### Working data
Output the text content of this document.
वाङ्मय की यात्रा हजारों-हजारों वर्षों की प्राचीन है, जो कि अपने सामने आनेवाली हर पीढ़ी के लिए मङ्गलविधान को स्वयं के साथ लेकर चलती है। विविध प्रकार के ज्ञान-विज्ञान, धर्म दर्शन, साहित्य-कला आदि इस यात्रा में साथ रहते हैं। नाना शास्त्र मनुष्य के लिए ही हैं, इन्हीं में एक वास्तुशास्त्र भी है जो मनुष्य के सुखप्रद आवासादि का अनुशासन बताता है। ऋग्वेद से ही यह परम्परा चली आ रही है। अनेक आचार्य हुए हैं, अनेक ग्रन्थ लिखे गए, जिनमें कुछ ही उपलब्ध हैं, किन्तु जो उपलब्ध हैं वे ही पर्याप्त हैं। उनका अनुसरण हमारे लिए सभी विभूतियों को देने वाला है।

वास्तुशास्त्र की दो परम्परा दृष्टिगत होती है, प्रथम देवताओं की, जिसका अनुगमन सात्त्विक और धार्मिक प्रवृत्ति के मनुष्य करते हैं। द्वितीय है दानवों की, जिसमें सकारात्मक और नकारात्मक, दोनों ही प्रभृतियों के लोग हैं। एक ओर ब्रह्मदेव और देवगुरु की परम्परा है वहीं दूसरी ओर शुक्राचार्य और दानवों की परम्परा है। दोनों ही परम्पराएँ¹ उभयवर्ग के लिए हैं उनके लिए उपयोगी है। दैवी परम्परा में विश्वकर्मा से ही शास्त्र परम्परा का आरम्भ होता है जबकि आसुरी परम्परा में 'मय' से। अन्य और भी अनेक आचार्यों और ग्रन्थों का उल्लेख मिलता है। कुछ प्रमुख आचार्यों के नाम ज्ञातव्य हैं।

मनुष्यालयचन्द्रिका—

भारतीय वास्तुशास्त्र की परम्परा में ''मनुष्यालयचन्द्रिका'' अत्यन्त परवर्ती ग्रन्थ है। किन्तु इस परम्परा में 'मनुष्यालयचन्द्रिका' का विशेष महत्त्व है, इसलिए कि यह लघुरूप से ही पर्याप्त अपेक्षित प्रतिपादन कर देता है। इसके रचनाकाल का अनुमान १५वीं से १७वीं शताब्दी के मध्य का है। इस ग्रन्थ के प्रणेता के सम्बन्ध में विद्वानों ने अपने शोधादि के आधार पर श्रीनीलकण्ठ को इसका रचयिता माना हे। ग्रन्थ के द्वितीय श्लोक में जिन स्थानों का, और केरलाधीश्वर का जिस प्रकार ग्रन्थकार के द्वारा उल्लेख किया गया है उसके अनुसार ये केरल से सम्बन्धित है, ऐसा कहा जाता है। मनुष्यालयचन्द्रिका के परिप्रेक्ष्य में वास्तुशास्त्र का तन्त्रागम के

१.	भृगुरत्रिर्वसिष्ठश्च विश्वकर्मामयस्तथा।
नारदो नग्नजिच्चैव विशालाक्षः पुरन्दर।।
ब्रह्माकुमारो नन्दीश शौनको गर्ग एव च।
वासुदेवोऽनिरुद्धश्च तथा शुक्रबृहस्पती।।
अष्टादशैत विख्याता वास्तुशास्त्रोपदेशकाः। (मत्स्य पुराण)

### Aim
From the records above, please extract every line and repeat it exactly.

### Right answer
Output the text content of this document.
वाङ्मय की यात्रा हजारों-हजारों वर्षों की प्राचीन है, जो कि अपने सामने आनेवाली हर पीढ़ी के लिए मङ्गलविधान को स्वयं के साथ लेकर चलती है। विविध प्रकार के ज्ञान-विज्ञान, धर्म दर्शन, साहित्य-कला आदि इस यात्रा में साथ रहते हैं। नाना शास्त्र मनुष्य के लिए ही हैं, इन्हीं में एक वास्तुशास्त्र भी है जो मनुष्य के सुखप्रद आवासादि का अनुशासन बताता है। ऋग्वेद से ही यह परम्परा चली आ रही है। अनेक आचार्य हुए हैं, अनेक ग्रन्थ लिखे गए, जिनमें कुछ ही उपलब्ध हैं, किन्तु जो उपलब्ध हैं वे ही पर्याप्त हैं। उनका अनुसरण हमारे लिए सभी विभूतियों को देने वाला है।

वास्तुशास्त्र की दो परम्परा दृष्टिगत होती है, प्रथम देवताओं की, जिसका अनुगमन सात्त्विक और धार्मिक प्रवृत्ति के मनुष्य करते हैं। द्वितीय है दानवों की, जिसमें सकारात्मक और नकारात्मक, दोनों ही प्रभृतियों के लोग हैं। एक ओर ब्रह्मदेव और देवगुरु की परम्परा है वहीं दूसरी ओर शुक्राचार्य और दानवों की परम्परा है। दोनों ही परम्पराएँ¹ उभयवर्ग के लिए हैं उनके लिए उपयोगी है। दैवी परम्परा में विश्वकर्मा से ही शास्त्र परम्परा का आरम्भ होता है जबकि आसुरी परम्परा में 'मय' से। अन्य और भी अनेक आचार्यों और ग्रन्थों का उल्लेख मिलता है। कुछ प्रमुख आचार्यों के नाम ज्ञातव्य हैं।

मनुष्यालयचन्द्रिका—

भारतीय वास्तुशास्त्र की परम्परा में ''मनुष्यालयचन्द्रिका'' अत्यन्त परवर्ती ग्रन्थ है। किन्तु इस परम्परा में 'मनुष्यालयचन्द्रिका' का विशेष महत्त्व है, इसलिए कि यह लघुरूप से ही पर्याप्त अपेक्षित प्रतिपादन कर देता है। इसके रचनाकाल का अनुमान १५वीं से १७वीं शताब्दी के मध्य का है। इस ग्रन्थ के प्रणेता के सम्बन्ध में विद्वानों ने अपने शोधादि के आधार पर श्रीनीलकण्ठ को इसका रचयिता माना हे। ग्रन्थ के द्वितीय श्लोक में जिन स्थानों का, और केरलाधीश्वर का जिस प्रकार ग्रन्थकार के द्वारा उल्लेख किया गया है उसके अनुसार ये केरल से सम्बन्धित है, ऐसा कहा जाता है। मनुष्यालयचन्द्रिका के परिप्रेक्ष्य में वास्तुशास्त्र का तन्त्रागम के

१.	भृगुरत्रिर्वसिष्ठश्च विश्वकर्मामयस्तथा।
नारदो नग्नजिच्चैव विशालाक्षः पुरन्दर।।
ब्रह्माकुमारो नन्दीश शौनको गर्ग एव च।
वासुदेवोऽनिरुद्धश्च तथा शुक्रबृहस्पती।।
अष्टादशैत विख्याता वास्तुशास्त्रोपदेशकाः। (मत्स्य पुराण)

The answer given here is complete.